DATA LISTING
BEGIN

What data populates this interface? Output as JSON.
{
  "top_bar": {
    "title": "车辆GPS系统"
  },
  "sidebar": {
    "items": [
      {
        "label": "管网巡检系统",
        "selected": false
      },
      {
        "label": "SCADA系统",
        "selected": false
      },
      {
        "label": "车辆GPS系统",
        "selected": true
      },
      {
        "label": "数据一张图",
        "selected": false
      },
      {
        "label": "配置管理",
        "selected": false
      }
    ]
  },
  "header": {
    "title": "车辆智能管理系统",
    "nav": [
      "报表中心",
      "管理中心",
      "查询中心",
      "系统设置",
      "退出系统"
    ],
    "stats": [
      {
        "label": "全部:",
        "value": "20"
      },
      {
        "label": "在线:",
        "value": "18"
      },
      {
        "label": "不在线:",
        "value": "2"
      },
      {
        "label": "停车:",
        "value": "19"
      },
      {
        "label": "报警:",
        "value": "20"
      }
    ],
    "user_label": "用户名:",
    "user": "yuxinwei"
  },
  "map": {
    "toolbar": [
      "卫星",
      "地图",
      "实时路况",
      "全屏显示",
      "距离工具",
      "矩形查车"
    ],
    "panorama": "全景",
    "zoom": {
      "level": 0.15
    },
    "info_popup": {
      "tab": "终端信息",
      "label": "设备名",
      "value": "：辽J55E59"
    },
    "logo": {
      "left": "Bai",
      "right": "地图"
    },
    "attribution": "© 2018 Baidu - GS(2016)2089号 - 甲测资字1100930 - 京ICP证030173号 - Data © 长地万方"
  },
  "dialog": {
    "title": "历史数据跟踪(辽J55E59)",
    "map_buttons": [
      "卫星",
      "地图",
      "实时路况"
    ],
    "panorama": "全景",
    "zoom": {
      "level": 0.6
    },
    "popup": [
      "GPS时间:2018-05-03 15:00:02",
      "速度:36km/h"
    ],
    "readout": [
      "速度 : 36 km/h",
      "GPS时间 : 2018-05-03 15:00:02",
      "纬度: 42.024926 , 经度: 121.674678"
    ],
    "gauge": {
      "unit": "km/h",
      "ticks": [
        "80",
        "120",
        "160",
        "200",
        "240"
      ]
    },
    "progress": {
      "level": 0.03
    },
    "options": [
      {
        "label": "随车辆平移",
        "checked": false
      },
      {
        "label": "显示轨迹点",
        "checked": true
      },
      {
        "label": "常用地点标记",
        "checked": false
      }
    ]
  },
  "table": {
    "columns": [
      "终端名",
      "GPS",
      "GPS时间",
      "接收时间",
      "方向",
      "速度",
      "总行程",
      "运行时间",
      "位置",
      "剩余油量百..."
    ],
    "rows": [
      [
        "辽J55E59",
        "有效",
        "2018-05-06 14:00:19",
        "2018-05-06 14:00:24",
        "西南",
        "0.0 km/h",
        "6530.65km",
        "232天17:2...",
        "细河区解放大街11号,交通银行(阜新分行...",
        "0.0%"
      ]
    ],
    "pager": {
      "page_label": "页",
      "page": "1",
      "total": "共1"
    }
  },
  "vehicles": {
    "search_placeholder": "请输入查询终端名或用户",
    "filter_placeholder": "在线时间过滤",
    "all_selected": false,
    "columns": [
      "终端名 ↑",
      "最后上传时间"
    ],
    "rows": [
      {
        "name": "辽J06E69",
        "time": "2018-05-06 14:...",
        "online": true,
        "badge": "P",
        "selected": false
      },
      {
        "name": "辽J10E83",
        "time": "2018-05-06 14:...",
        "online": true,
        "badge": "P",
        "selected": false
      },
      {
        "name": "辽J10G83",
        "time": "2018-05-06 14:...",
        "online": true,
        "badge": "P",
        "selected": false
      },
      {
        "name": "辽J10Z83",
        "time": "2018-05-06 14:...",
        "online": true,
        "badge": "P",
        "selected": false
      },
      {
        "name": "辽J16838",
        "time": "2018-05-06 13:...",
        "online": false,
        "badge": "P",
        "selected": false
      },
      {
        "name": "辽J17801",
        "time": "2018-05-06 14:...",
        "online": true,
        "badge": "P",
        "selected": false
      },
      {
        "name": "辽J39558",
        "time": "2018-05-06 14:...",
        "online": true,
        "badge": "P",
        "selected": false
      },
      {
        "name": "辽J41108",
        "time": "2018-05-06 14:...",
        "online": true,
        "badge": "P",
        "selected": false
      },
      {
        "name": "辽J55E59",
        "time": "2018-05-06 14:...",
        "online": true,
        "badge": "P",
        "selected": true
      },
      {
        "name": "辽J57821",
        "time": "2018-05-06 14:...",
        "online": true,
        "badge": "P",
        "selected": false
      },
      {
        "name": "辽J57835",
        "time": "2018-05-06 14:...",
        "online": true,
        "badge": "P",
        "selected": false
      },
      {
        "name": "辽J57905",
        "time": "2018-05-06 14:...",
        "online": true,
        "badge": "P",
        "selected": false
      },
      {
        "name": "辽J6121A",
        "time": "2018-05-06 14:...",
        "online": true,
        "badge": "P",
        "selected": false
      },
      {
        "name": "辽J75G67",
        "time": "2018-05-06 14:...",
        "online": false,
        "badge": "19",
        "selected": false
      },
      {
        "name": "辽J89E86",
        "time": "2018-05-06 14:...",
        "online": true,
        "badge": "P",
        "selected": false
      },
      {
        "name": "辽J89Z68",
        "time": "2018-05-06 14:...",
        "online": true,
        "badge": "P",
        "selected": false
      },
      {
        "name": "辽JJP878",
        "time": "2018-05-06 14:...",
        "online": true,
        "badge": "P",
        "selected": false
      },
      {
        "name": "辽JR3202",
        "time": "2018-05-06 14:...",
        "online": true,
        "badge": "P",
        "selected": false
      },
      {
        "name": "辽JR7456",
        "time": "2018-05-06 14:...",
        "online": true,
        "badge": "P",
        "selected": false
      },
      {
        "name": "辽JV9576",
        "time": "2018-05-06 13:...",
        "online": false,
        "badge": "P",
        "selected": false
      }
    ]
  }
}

END

REQUIRED TASK
Using the records above, list each line that includes "GPS时间".

TASK RESULT
      "GPS时间:2018-05-03 15:00:02",
      "GPS时间 : 2018-05-03 15:00:02",
      "GPS时间",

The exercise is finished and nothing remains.